● **Short problem**
Transcribe all the records exactly and omit any images they hold.

### Record list ###

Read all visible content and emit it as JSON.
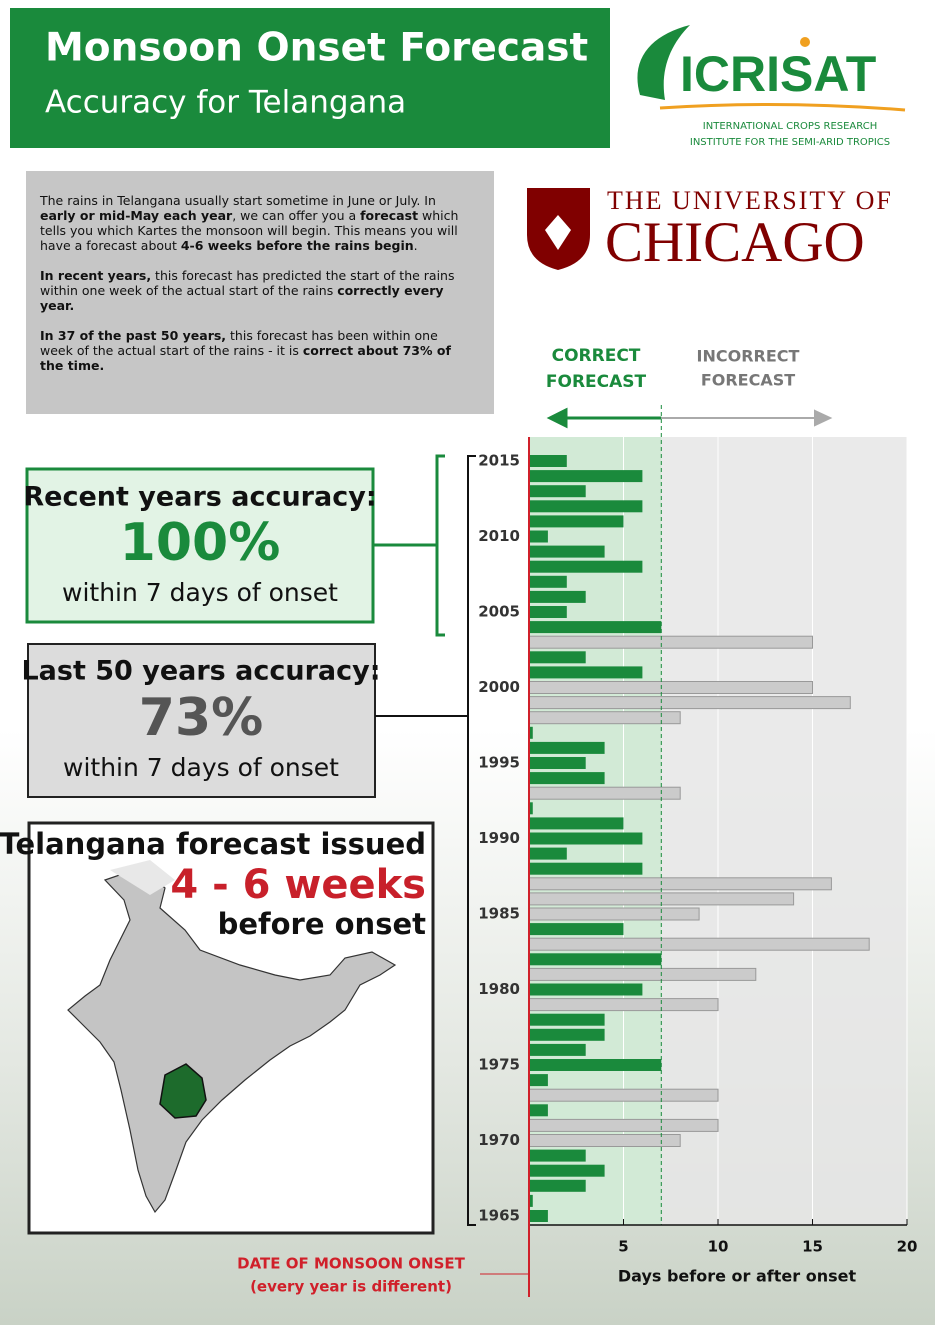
{
  "header": {
    "title": "Monsoon Onset Forecast",
    "subtitle": "Accuracy for Telangana"
  },
  "icrisat": {
    "name": "ICRISAT",
    "line1": "INTERNATIONAL CROPS RESEARCH",
    "line2": "INSTITUTE FOR THE SEMI-ARID TROPICS"
  },
  "chicago": {
    "line1": "THE UNIVERSITY OF",
    "line2": "CHICAGO"
  },
  "intro": [
    [
      {
        "t": "The rains in Telangana usually start sometime in June or July. In ",
        "b": false
      },
      {
        "t": "early or mid-May each year",
        "b": true
      },
      {
        "t": ", we can offer you a ",
        "b": false
      },
      {
        "t": "forecast",
        "b": true
      },
      {
        "t": " which tells you which Kartes the monsoon will begin. This means you will have a forecast about ",
        "b": false
      },
      {
        "t": "4-6 weeks before the rains begin",
        "b": true
      },
      {
        "t": ".",
        "b": false
      }
    ],
    [
      {
        "t": "In recent years,",
        "b": true
      },
      {
        "t": " this forecast has predicted the start of the rains within one week of the actual start of the rains ",
        "b": false
      },
      {
        "t": "correctly every year.",
        "b": true
      }
    ],
    [
      {
        "t": "In 37 of the past 50 years,",
        "b": true
      },
      {
        "t": " this forecast has been within one week of the actual start of the rains - it is ",
        "b": false
      },
      {
        "t": "correct about 73% of the time.",
        "b": true
      }
    ]
  ],
  "recent": {
    "title": "Recent years accuracy:",
    "value": "100%",
    "sub": "within 7 days of onset"
  },
  "last50": {
    "title": "Last 50 years accuracy:",
    "value": "73%",
    "sub": "within 7 days of onset"
  },
  "map": {
    "title": "Telangana forecast issued",
    "value": "4 - 6 weeks",
    "sub": "before onset"
  },
  "chart_data": {
    "type": "bar",
    "orientation": "horizontal",
    "categories": [
      "1965",
      null,
      null,
      null,
      null,
      "1970",
      null,
      null,
      null,
      null,
      "1975",
      null,
      null,
      null,
      null,
      "1980",
      null,
      null,
      null,
      null,
      "1985",
      null,
      null,
      null,
      null,
      "1990",
      null,
      null,
      null,
      null,
      "1995",
      null,
      null,
      null,
      null,
      "2000",
      null,
      null,
      null,
      null,
      "2005",
      null,
      null,
      null,
      null,
      "2010",
      null,
      null,
      null,
      null,
      "2015"
    ],
    "values": [
      1,
      0.2,
      3,
      4,
      3,
      8,
      10,
      1,
      10,
      1,
      7,
      3,
      4,
      4,
      10,
      6,
      12,
      7,
      18,
      5,
      9,
      14,
      16,
      6,
      2,
      6,
      5,
      0.2,
      8,
      4,
      3,
      4,
      0.2,
      8,
      17,
      15,
      6,
      3,
      15,
      7,
      2,
      3,
      2,
      6,
      4,
      1,
      5,
      6,
      3,
      6,
      2
    ],
    "xlim": [
      0,
      20
    ],
    "xticks": [
      5,
      10,
      15,
      20
    ],
    "grid": true,
    "xlabel": "Days before or after onset",
    "threshold": 7,
    "correct_color": "#1a8a3c",
    "incorrect_color": "#cbcbcb",
    "correct_label": [
      "CORRECT",
      "FORECAST"
    ],
    "incorrect_label": [
      "INCORRECT",
      "FORECAST"
    ],
    "onset_label": [
      "DATE OF MONSOON ONSET",
      "(every year is different)"
    ]
  }
}
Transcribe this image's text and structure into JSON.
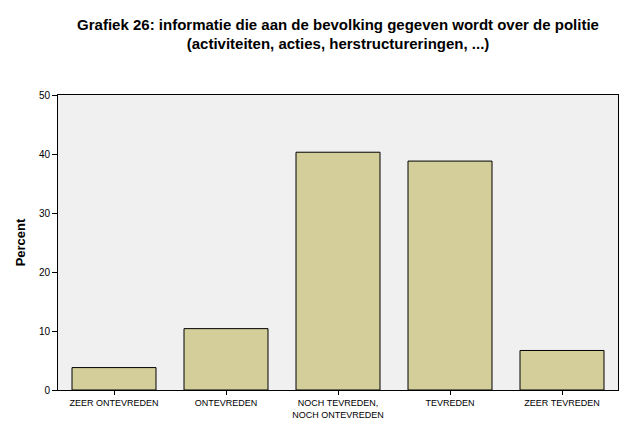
{
  "chart_data": {
    "type": "bar",
    "title": "Grafiek 26: informatie die aan de bevolking gegeven wordt over de politie\n(activiteiten, acties, herstructureringen, ...)",
    "y_label": "Percent",
    "categories": [
      "ZEER ONTEVREDEN",
      "ONTEVREDEN",
      "NOCH TEVREDEN,\nNOCH ONTEVREDEN",
      "TEVREDEN",
      "ZEER TEVREDEN"
    ],
    "values": [
      3.8,
      10.4,
      40.3,
      38.8,
      6.7
    ],
    "color": "#d3ce9a",
    "ylim": [
      0,
      50
    ],
    "yticks": [
      0,
      10,
      20,
      30,
      40,
      50
    ],
    "grid": false
  }
}
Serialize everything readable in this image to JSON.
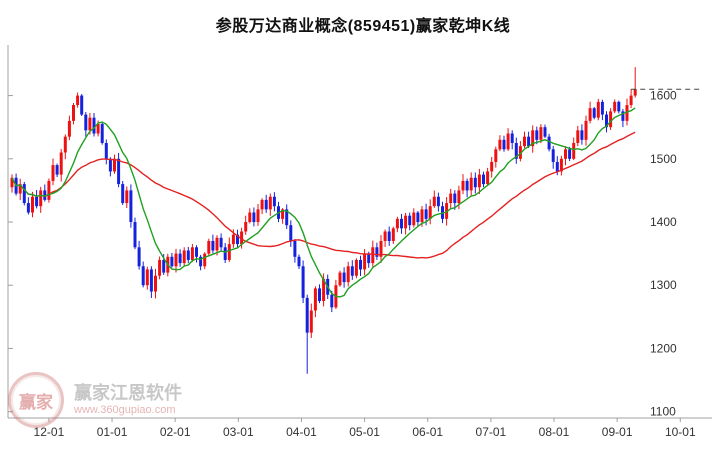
{
  "watermark": {
    "logo_text": "赢家",
    "name": "赢家江恩软件",
    "url": "www.360gupiao.com"
  },
  "chart_data": {
    "type": "candlestick",
    "title": "参股万达商业概念(859451)赢家乾坤K线",
    "xlabel": "",
    "ylabel": "",
    "y_ticks": [
      1600,
      1500,
      1400,
      1300,
      1200,
      1100
    ],
    "ylim": [
      1090,
      1680
    ],
    "x_ticks": [
      "12-01",
      "01-01",
      "02-01",
      "03-01",
      "04-01",
      "05-01",
      "06-01",
      "07-01",
      "08-01",
      "09-01",
      "10-01"
    ],
    "x_tick_indices": [
      9,
      24.4,
      39.8,
      55.2,
      70.6,
      86,
      101.4,
      116.8,
      132.2,
      147.6,
      163
    ],
    "grid": "off",
    "legend": "none",
    "first_open": 1455,
    "closes": [
      1470,
      1445,
      1460,
      1430,
      1415,
      1440,
      1425,
      1450,
      1435,
      1465,
      1490,
      1475,
      1510,
      1535,
      1560,
      1585,
      1600,
      1570,
      1545,
      1565,
      1540,
      1555,
      1525,
      1500,
      1480,
      1500,
      1460,
      1430,
      1450,
      1400,
      1360,
      1330,
      1300,
      1325,
      1290,
      1315,
      1340,
      1320,
      1345,
      1330,
      1350,
      1335,
      1355,
      1340,
      1360,
      1345,
      1330,
      1350,
      1370,
      1355,
      1375,
      1360,
      1340,
      1365,
      1380,
      1365,
      1385,
      1400,
      1415,
      1400,
      1420,
      1435,
      1420,
      1440,
      1425,
      1405,
      1420,
      1395,
      1370,
      1345,
      1330,
      1280,
      1225,
      1260,
      1295,
      1275,
      1310,
      1285,
      1265,
      1300,
      1320,
      1305,
      1330,
      1315,
      1340,
      1325,
      1350,
      1335,
      1360,
      1345,
      1370,
      1385,
      1370,
      1390,
      1405,
      1390,
      1410,
      1395,
      1415,
      1400,
      1420,
      1405,
      1425,
      1440,
      1425,
      1405,
      1430,
      1445,
      1430,
      1450,
      1465,
      1450,
      1470,
      1455,
      1475,
      1460,
      1480,
      1495,
      1515,
      1530,
      1515,
      1540,
      1525,
      1500,
      1520,
      1535,
      1520,
      1545,
      1530,
      1550,
      1535,
      1515,
      1495,
      1480,
      1500,
      1515,
      1500,
      1525,
      1545,
      1530,
      1560,
      1580,
      1565,
      1590,
      1570,
      1550,
      1575,
      1590,
      1575,
      1560,
      1585,
      1600,
      1610
    ],
    "overrides": {
      "crash_index": 72,
      "crash_low": 1160,
      "last_high": 1645
    },
    "dashed_level": 1610,
    "ma_short_window": 10,
    "ma_long_window": 35,
    "colors": {
      "up": "#ee1111",
      "down": "#1522dd",
      "ma_short": "#22a022",
      "ma_long": "#e42222",
      "dashed": "#444444",
      "axis": "#a0a0a0",
      "label": "#333333"
    }
  }
}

###

● **Written solution**
Read all visible content and emit it as JSON.
{
  "header": {
    "title": "Monsoon Onset Forecast",
    "subtitle": "Accuracy for Telangana"
  },
  "icrisat": {
    "name": "ICRISAT",
    "line1": "INTERNATIONAL CROPS RESEARCH",
    "line2": "INSTITUTE FOR THE SEMI-ARID TROPICS"
  },
  "chicago": {
    "line1": "THE UNIVERSITY OF",
    "line2": "CHICAGO"
  },
  "intro": [
    [
      {
        "t": "The rains in Telangana usually start sometime in June or July. In ",
        "b": false
      },
      {
        "t": "early or mid-May each year",
        "b": true
      },
      {
        "t": ", we can offer you a ",
        "b": false
      },
      {
        "t": "forecast",
        "b": true
      },
      {
        "t": " which tells you which Kartes the monsoon will begin. This means you will have a forecast about ",
        "b": false
      },
      {
        "t": "4-6 weeks before the rains begin",
        "b": true
      },
      {
        "t": ".",
        "b": false
      }
    ],
    [
      {
        "t": "In recent years,",
        "b": true
      },
      {
        "t": " this forecast has predicted the start of the rains within one week of the actual start of the rains ",
        "b": false
      },
      {
        "t": "correctly every year.",
        "b": true
      }
    ],
    [
      {
        "t": "In 37 of the past 50 years,",
        "b": true
      },
      {
        "t": " this forecast has been within one week of the actual start of the rains - it is ",
        "b": false
      },
      {
        "t": "correct about 73% of the time.",
        "b": true
      }
    ]
  ],
  "recent": {
    "title": "Recent years accuracy:",
    "value": "100%",
    "sub": "within 7 days of onset"
  },
  "last50": {
    "title": "Last 50 years accuracy:",
    "value": "73%",
    "sub": "within 7 days of onset"
  },
  "map": {
    "title": "Telangana forecast issued",
    "value": "4 - 6 weeks",
    "sub": "before onset"
  },
  "chart_data": {
    "type": "bar",
    "orientation": "horizontal",
    "categories": [
      "1965",
      null,
      null,
      null,
      null,
      "1970",
      null,
      null,
      null,
      null,
      "1975",
      null,
      null,
      null,
      null,
      "1980",
      null,
      null,
      null,
      null,
      "1985",
      null,
      null,
      null,
      null,
      "1990",
      null,
      null,
      null,
      null,
      "1995",
      null,
      null,
      null,
      null,
      "2000",
      null,
      null,
      null,
      null,
      "2005",
      null,
      null,
      null,
      null,
      "2010",
      null,
      null,
      null,
      null,
      "2015"
    ],
    "values": [
      1,
      0.2,
      3,
      4,
      3,
      8,
      10,
      1,
      10,
      1,
      7,
      3,
      4,
      4,
      10,
      6,
      12,
      7,
      18,
      5,
      9,
      14,
      16,
      6,
      2,
      6,
      5,
      0.2,
      8,
      4,
      3,
      4,
      0.2,
      8,
      17,
      15,
      6,
      3,
      15,
      7,
      2,
      3,
      2,
      6,
      4,
      1,
      5,
      6,
      3,
      6,
      2
    ],
    "xlim": [
      0,
      20
    ],
    "xticks": [
      5,
      10,
      15,
      20
    ],
    "grid": true,
    "xlabel": "Days before or after onset",
    "threshold": 7,
    "correct_color": "#1a8a3c",
    "incorrect_color": "#cbcbcb",
    "correct_label": [
      "CORRECT",
      "FORECAST"
    ],
    "incorrect_label": [
      "INCORRECT",
      "FORECAST"
    ],
    "onset_label": [
      "DATE OF MONSOON ONSET",
      "(every year is different)"
    ]
  }
}
Transcribe this image's text and structure into JSON.
{
  "chart_data": {
    "type": "bar",
    "title": "Grafiek 26: informatie die aan de bevolking gegeven wordt over de politie\n(activiteiten, acties, herstructureringen, ...)",
    "y_label": "Percent",
    "categories": [
      "ZEER ONTEVREDEN",
      "ONTEVREDEN",
      "NOCH TEVREDEN,\nNOCH ONTEVREDEN",
      "TEVREDEN",
      "ZEER TEVREDEN"
    ],
    "values": [
      3.8,
      10.4,
      40.3,
      38.8,
      6.7
    ],
    "color": "#d3ce9a",
    "ylim": [
      0,
      50
    ],
    "yticks": [
      0,
      10,
      20,
      30,
      40,
      50
    ],
    "grid": false
  }
}
Serialize everything readable in this image to JSON.
{
  "watermark": {
    "logo_text": "赢家",
    "name": "赢家江恩软件",
    "url": "www.360gupiao.com"
  },
  "chart_data": {
    "type": "candlestick",
    "title": "参股万达商业概念(859451)赢家乾坤K线",
    "xlabel": "",
    "ylabel": "",
    "y_ticks": [
      1600,
      1500,
      1400,
      1300,
      1200,
      1100
    ],
    "ylim": [
      1090,
      1680
    ],
    "x_ticks": [
      "12-01",
      "01-01",
      "02-01",
      "03-01",
      "04-01",
      "05-01",
      "06-01",
      "07-01",
      "08-01",
      "09-01",
      "10-01"
    ],
    "x_tick_indices": [
      9,
      24.4,
      39.8,
      55.2,
      70.6,
      86,
      101.4,
      116.8,
      132.2,
      147.6,
      163
    ],
    "grid": "off",
    "legend": "none",
    "first_open": 1455,
    "closes": [
      1470,
      1445,
      1460,
      1430,
      1415,
      1440,
      1425,
      1450,
      1435,
      1465,
      1490,
      1475,
      1510,
      1535,
      1560,
      1585,
      1600,
      1570,
      1545,
      1565,
      1540,
      1555,
      1525,
      1500,
      1480,
      1500,
      1460,
      1430,
      1450,
      1400,
      1360,
      1330,
      1300,
      1325,
      1290,
      1315,
      1340,
      1320,
      1345,
      1330,
      1350,
      1335,
      1355,
      1340,
      1360,
      1345,
      1330,
      1350,
      1370,
      1355,
      1375,
      1360,
      1340,
      1365,
      1380,
      1365,
      1385,
      1400,
      1415,
      1400,
      1420,
      1435,
      1420,
      1440,
      1425,
      1405,
      1420,
      1395,
      1370,
      1345,
      1330,
      1280,
      1225,
      1260,
      1295,
      1275,
      1310,
      1285,
      1265,
      1300,
      1320,
      1305,
      1330,
      1315,
      1340,
      1325,
      1350,
      1335,
      1360,
      1345,
      1370,
      1385,
      1370,
      1390,
      1405,
      1390,
      1410,
      1395,
      1415,
      1400,
      1420,
      1405,
      1425,
      1440,
      1425,
      1405,
      1430,
      1445,
      1430,
      1450,
      1465,
      1450,
      1470,
      1455,
      1475,
      1460,
      1480,
      1495,
      1515,
      1530,
      1515,
      1540,
      1525,
      1500,
      1520,
      1535,
      1520,
      1545,
      1530,
      1550,
      1535,
      1515,
      1495,
      1480,
      1500,
      1515,
      1500,
      1525,
      1545,
      1530,
      1560,
      1580,
      1565,
      1590,
      1570,
      1550,
      1575,
      1590,
      1575,
      1560,
      1585,
      1600,
      1610
    ],
    "overrides": {
      "crash_index": 72,
      "crash_low": 1160,
      "last_high": 1645
    },
    "dashed_level": 1610,
    "ma_short_window": 10,
    "ma_long_window": 35,
    "colors": {
      "up": "#ee1111",
      "down": "#1522dd",
      "ma_short": "#22a022",
      "ma_long": "#e42222",
      "dashed": "#444444",
      "axis": "#a0a0a0",
      "label": "#333333"
    }
  }
}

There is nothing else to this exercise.